EXTRAIT →
◆ ◆ ◆

Écriture et cauchemar : un exercice à base d’idées mal réveillées.


 


Chaque personne a son « truc » pour poser les bases d’une histoire, chaque moment d’écriture est unique, chaque façon de se lancer découle d’un vécu particulier. C’est ce qui rend l’art littéraire si mystérieux et agréable, n’est-ce pas ?

Je connais des « architectes » capables d’ériger une histoire à partir de notions clés issues du néant et des « jardiniers » qui ne suivent que leurs instincts, surfant sur leurs seuls ressentis. Personnellement, je me considère « architecte » (Juste de penser à la méthode des jardiniers, je pourrais faire des crises d’anxiété… mais ça c’est personnel.) Mais je me trouve bien incapable de donner naissance à un récit sans avoir une impulsion derrière : un vieux fantasme qui aurait trop mijoté dans mon cerveau, une idée rescapée d’un autre projet ou quelque chose qui traîne avec moi depuis longtemps et que je souhaite exorciser.


Et souvent tout part de la nuit.


Parce qu’en vérité, mon « truc » à moi pour bâtir un roman — mon « truc » préféré par-dessus tout, même — c’est de me baser sur mes cauchemars.

Je ne suis pas fanatique des conseils d’écriture, étant du genre à ne rien vouloir écouter, mais je sais que certaines personnes cherchent des idées pour s’inspirer, une ancre pour ne pas se laisser emporter dans une écriture chaotique. Et plus j’y pense, plus se baser sur ses cauchemars — quand on débute — me semble être une bonne idée. Voici pourquoi selon bibi :


(ATTENTION : Je parle ici de cauchemars bénins et non de résidus de stress post-traumatique, de paralysies du sommeil ou autres expériences profondément désagréables. Je ne suis pas ici pour minimiser le vécu douloureux des gens ou m’en servir.)

◆ ◆ ◆

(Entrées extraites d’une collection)
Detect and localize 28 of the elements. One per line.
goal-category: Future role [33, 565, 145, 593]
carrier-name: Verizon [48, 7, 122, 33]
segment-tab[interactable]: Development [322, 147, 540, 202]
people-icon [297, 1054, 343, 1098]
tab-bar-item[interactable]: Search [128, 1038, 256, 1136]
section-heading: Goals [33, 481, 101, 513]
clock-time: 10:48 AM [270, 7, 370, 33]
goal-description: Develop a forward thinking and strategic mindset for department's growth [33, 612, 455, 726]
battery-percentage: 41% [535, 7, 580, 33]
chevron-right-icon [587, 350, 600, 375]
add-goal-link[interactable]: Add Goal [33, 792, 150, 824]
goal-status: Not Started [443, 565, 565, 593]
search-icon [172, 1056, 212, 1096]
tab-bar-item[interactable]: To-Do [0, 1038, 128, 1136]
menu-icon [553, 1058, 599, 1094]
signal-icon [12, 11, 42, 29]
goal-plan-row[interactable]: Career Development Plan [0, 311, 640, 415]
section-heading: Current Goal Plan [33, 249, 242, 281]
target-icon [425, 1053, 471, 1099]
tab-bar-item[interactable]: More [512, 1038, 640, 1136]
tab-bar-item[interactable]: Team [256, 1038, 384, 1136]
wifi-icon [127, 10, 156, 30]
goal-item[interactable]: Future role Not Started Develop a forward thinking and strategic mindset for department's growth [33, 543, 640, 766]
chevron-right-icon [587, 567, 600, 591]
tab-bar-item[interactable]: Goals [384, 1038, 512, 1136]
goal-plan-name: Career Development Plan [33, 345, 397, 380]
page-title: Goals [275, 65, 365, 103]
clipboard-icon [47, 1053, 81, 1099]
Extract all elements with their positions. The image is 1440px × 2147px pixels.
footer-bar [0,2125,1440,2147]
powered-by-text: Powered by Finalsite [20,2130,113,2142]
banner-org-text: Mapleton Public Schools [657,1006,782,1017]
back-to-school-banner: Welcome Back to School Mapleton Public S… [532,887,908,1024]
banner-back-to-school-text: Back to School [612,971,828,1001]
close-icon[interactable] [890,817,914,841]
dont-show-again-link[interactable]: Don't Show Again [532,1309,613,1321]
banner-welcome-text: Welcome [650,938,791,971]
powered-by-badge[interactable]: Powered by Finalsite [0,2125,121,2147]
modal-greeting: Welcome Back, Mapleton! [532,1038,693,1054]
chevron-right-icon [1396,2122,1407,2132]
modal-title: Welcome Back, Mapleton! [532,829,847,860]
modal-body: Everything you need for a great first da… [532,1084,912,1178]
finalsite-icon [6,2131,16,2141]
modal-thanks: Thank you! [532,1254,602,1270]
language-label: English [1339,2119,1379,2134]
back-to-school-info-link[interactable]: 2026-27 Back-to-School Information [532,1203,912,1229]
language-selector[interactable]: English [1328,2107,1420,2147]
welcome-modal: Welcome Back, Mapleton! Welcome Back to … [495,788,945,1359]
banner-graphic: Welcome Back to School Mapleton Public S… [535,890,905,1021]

◆ ◆ ◆

CONSIGNE → Reproduisez à l’identique le passage de l’extrait sur l’écriture inspirée des cauchemars, entre « Parce qu’en vérité, mon » et « ou m’en servir.) », bornes comprises.

RÉPONSE RÉDIGÉE →
Parce qu’en vérité, mon « truc » à moi pour bâtir un roman — mon « truc » préféré par-dessus tout, même — c’est de me baser sur mes cauchemars.

Je ne suis pas fanatique des conseils d’écriture, étant du genre à ne rien vouloir écouter, mais je sais que certaines personnes cherchent des idées pour s’inspirer, une ancre pour ne pas se laisser emporter dans une écriture chaotique. Et plus j’y pense, plus se baser sur ses cauchemars — quand on débute — me semble être une bonne idée. Voici pourquoi selon bibi :


(ATTENTION : Je parle ici de cauchemars bénins et non de résidus de stress post-traumatique, de paralysies du sommeil ou autres expériences profondément désagréables. Je ne suis pas ici pour minimiser le vécu douloureux des gens ou m’en servir.)